— Entries with figure data —
◆ ◆ ◆ ◆

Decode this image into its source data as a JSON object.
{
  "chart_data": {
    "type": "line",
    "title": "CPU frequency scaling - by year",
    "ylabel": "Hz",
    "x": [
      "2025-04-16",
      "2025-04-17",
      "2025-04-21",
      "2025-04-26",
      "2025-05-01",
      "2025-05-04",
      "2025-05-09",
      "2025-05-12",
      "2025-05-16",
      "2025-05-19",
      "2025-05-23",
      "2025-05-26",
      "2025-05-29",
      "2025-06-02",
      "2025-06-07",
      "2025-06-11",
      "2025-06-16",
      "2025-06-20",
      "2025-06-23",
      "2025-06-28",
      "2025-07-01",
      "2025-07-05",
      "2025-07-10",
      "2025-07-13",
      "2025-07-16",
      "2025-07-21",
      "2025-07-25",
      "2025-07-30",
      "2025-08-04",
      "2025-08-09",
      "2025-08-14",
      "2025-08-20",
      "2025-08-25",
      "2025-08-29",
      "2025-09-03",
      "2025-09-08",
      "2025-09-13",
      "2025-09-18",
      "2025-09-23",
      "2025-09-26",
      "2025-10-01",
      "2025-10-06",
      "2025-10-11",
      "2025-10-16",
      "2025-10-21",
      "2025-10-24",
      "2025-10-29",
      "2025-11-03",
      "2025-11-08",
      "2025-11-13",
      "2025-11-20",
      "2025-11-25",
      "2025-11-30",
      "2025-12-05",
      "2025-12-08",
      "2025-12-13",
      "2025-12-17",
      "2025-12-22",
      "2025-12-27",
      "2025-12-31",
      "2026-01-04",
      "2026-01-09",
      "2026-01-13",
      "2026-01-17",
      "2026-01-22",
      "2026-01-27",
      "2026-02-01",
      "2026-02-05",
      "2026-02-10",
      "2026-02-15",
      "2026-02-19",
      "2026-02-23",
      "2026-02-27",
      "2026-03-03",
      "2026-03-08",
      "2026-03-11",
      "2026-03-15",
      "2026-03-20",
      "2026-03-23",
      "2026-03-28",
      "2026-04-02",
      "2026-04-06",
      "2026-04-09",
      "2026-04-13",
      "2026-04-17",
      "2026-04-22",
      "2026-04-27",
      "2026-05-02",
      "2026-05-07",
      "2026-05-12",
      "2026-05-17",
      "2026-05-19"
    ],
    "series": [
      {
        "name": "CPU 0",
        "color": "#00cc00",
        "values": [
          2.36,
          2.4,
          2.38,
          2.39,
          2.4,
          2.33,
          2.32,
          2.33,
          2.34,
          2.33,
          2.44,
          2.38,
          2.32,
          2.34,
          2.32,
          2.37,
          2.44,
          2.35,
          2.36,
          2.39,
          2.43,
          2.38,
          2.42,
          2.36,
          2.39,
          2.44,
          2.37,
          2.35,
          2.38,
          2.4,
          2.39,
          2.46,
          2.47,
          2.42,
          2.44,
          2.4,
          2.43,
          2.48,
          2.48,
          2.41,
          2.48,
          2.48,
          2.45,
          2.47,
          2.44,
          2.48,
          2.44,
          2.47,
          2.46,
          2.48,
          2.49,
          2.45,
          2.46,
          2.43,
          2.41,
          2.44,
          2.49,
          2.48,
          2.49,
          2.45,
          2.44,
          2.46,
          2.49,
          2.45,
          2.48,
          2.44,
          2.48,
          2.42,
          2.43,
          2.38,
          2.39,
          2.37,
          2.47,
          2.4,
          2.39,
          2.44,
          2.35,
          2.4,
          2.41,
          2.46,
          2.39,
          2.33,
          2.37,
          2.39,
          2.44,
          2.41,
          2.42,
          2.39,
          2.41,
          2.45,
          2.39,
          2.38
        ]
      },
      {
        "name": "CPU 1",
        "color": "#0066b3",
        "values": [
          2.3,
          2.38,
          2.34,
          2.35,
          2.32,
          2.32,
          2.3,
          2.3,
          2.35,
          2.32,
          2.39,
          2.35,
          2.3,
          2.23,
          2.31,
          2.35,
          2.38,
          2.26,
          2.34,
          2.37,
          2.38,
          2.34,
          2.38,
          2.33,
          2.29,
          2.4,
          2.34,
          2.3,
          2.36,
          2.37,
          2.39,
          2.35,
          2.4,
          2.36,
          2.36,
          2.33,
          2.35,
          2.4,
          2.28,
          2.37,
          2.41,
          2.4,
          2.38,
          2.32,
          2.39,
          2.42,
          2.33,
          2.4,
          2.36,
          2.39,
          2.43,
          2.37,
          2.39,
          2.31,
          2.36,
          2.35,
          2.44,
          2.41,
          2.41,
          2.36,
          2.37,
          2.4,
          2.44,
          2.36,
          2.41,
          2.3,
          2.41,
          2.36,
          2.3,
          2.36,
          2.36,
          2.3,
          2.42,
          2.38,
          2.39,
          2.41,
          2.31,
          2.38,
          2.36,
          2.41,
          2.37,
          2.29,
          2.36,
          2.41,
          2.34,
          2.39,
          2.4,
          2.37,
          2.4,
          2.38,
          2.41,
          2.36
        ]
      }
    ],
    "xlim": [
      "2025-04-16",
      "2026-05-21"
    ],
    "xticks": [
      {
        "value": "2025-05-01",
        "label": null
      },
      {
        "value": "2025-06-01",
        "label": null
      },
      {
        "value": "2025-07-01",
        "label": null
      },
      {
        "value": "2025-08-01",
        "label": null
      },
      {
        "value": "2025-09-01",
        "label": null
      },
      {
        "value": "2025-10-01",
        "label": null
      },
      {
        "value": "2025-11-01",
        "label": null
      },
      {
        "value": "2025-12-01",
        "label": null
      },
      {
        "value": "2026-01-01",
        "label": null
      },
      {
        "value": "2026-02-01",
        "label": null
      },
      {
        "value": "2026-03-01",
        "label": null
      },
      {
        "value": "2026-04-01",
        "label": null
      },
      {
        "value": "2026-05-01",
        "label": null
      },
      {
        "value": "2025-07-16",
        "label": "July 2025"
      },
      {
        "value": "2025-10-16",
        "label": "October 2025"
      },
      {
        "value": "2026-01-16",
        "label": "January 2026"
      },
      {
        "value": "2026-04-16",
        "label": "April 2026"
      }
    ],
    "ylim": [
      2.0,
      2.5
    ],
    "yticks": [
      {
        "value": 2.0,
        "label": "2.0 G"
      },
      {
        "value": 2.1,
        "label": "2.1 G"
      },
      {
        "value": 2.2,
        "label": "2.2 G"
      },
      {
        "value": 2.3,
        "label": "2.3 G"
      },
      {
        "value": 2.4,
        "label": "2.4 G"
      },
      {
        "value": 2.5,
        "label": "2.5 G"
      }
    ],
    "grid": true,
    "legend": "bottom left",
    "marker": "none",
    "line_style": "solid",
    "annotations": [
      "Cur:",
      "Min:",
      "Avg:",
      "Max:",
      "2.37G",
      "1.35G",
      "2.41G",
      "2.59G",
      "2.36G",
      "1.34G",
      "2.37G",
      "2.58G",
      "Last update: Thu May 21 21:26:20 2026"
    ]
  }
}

◆ ◆ ◆ ◆

— Required work —
Make an exact copy of every entry.

— Exercise solution —
Decode this image into its source data as a JSON object.
{
  "chart_data": {
    "type": "line",
    "title": "CPU frequency scaling - by year",
    "ylabel": "Hz",
    "x": [
      "2025-04-16",
      "2025-04-17",
      "2025-04-21",
      "2025-04-26",
      "2025-05-01",
      "2025-05-04",
      "2025-05-09",
      "2025-05-12",
      "2025-05-16",
      "2025-05-19",
      "2025-05-23",
      "2025-05-26",
      "2025-05-29",
      "2025-06-02",
      "2025-06-07",
      "2025-06-11",
      "2025-06-16",
      "2025-06-20",
      "2025-06-23",
      "2025-06-28",
      "2025-07-01",
      "2025-07-05",
      "2025-07-10",
      "2025-07-13",
      "2025-07-16",
      "2025-07-21",
      "2025-07-25",
      "2025-07-30",
      "2025-08-04",
      "2025-08-09",
      "2025-08-14",
      "2025-08-20",
      "2025-08-25",
      "2025-08-29",
      "2025-09-03",
      "2025-09-08",
      "2025-09-13",
      "2025-09-18",
      "2025-09-23",
      "2025-09-26",
      "2025-10-01",
      "2025-10-06",
      "2025-10-11",
      "2025-10-16",
      "2025-10-21",
      "2025-10-24",
      "2025-10-29",
      "2025-11-03",
      "2025-11-08",
      "2025-11-13",
      "2025-11-20",
      "2025-11-25",
      "2025-11-30",
      "2025-12-05",
      "2025-12-08",
      "2025-12-13",
      "2025-12-17",
      "2025-12-22",
      "2025-12-27",
      "2025-12-31",
      "2026-01-04",
      "2026-01-09",
      "2026-01-13",
      "2026-01-17",
      "2026-01-22",
      "2026-01-27",
      "2026-02-01",
      "2026-02-05",
      "2026-02-10",
      "2026-02-15",
      "2026-02-19",
      "2026-02-23",
      "2026-02-27",
      "2026-03-03",
      "2026-03-08",
      "2026-03-11",
      "2026-03-15",
      "2026-03-20",
      "2026-03-23",
      "2026-03-28",
      "2026-04-02",
      "2026-04-06",
      "2026-04-09",
      "2026-04-13",
      "2026-04-17",
      "2026-04-22",
      "2026-04-27",
      "2026-05-02",
      "2026-05-07",
      "2026-05-12",
      "2026-05-17",
      "2026-05-19"
    ],
    "series": [
      {
        "name": "CPU 0",
        "color": "#00cc00",
        "values": [
          2.36,
          2.4,
          2.38,
          2.39,
          2.4,
          2.33,
          2.32,
          2.33,
          2.34,
          2.33,
          2.44,
          2.38,
          2.32,
          2.34,
          2.32,
          2.37,
          2.44,
          2.35,
          2.36,
          2.39,
          2.43,
          2.38,
          2.42,
          2.36,
          2.39,
          2.44,
          2.37,
          2.35,
          2.38,
          2.4,
          2.39,
          2.46,
          2.47,
          2.42,
          2.44,
          2.4,
          2.43,
          2.48,
          2.48,
          2.41,
          2.48,
          2.48,
          2.45,
          2.47,
          2.44,
          2.48,
          2.44,
          2.47,
          2.46,
          2.48,
          2.49,
          2.45,
          2.46,
          2.43,
          2.41,
          2.44,
          2.49,
          2.48,
          2.49,
          2.45,
          2.44,
          2.46,
          2.49,
          2.45,
          2.48,
          2.44,
          2.48,
          2.42,
          2.43,
          2.38,
          2.39,
          2.37,
          2.47,
          2.4,
          2.39,
          2.44,
          2.35,
          2.4,
          2.41,
          2.46,
          2.39,
          2.33,
          2.37,
          2.39,
          2.44,
          2.41,
          2.42,
          2.39,
          2.41,
          2.45,
          2.39,
          2.38
        ]
      },
      {
        "name": "CPU 1",
        "color": "#0066b3",
        "values": [
          2.3,
          2.38,
          2.34,
          2.35,
          2.32,
          2.32,
          2.3,
          2.3,
          2.35,
          2.32,
          2.39,
          2.35,
          2.3,
          2.23,
          2.31,
          2.35,
          2.38,
          2.26,
          2.34,
          2.37,
          2.38,
          2.34,
          2.38,
          2.33,
          2.29,
          2.4,
          2.34,
          2.3,
          2.36,
          2.37,
          2.39,
          2.35,
          2.4,
          2.36,
          2.36,
          2.33,
          2.35,
          2.4,
          2.28,
          2.37,
          2.41,
          2.4,
          2.38,
          2.32,
          2.39,
          2.42,
          2.33,
          2.4,
          2.36,
          2.39,
          2.43,
          2.37,
          2.39,
          2.31,
          2.36,
          2.35,
          2.44,
          2.41,
          2.41,
          2.36,
          2.37,
          2.4,
          2.44,
          2.36,
          2.41,
          2.3,
          2.41,
          2.36,
          2.3,
          2.36,
          2.36,
          2.3,
          2.42,
          2.38,
          2.39,
          2.41,
          2.31,
          2.38,
          2.36,
          2.41,
          2.37,
          2.29,
          2.36,
          2.41,
          2.34,
          2.39,
          2.4,
          2.37,
          2.4,
          2.38,
          2.41,
          2.36
        ]
      }
    ],
    "xlim": [
      "2025-04-16",
      "2026-05-21"
    ],
    "xticks": [
      {
        "value": "2025-05-01",
        "label": null
      },
      {
        "value": "2025-06-01",
        "label": null
      },
      {
        "value": "2025-07-01",
        "label": null
      },
      {
        "value": "2025-08-01",
        "label": null
      },
      {
        "value": "2025-09-01",
        "label": null
      },
      {
        "value": "2025-10-01",
        "label": null
      },
      {
        "value": "2025-11-01",
        "label": null
      },
      {
        "value": "2025-12-01",
        "label": null
      },
      {
        "value": "2026-01-01",
        "label": null
      },
      {
        "value": "2026-02-01",
        "label": null
      },
      {
        "value": "2026-03-01",
        "label": null
      },
      {
        "value": "2026-04-01",
        "label": null
      },
      {
        "value": "2026-05-01",
        "label": null
      },
      {
        "value": "2025-07-16",
        "label": "July 2025"
      },
      {
        "value": "2025-10-16",
        "label": "October 2025"
      },
      {
        "value": "2026-01-16",
        "label": "January 2026"
      },
      {
        "value": "2026-04-16",
        "label": "April 2026"
      }
    ],
    "ylim": [
      2.0,
      2.5
    ],
    "yticks": [
      {
        "value": 2.0,
        "label": "2.0 G"
      },
      {
        "value": 2.1,
        "label": "2.1 G"
      },
      {
        "value": 2.2,
        "label": "2.2 G"
      },
      {
        "value": 2.3,
        "label": "2.3 G"
      },
      {
        "value": 2.4,
        "label": "2.4 G"
      },
      {
        "value": 2.5,
        "label": "2.5 G"
      }
    ],
    "grid": true,
    "legend": "bottom left",
    "marker": "none",
    "line_style": "solid",
    "annotations": [
      "Cur:",
      "Min:",
      "Avg:",
      "Max:",
      "2.37G",
      "1.35G",
      "2.41G",
      "2.59G",
      "2.36G",
      "1.34G",
      "2.37G",
      "2.58G",
      "Last update: Thu May 21 21:26:20 2026"
    ]
  }
}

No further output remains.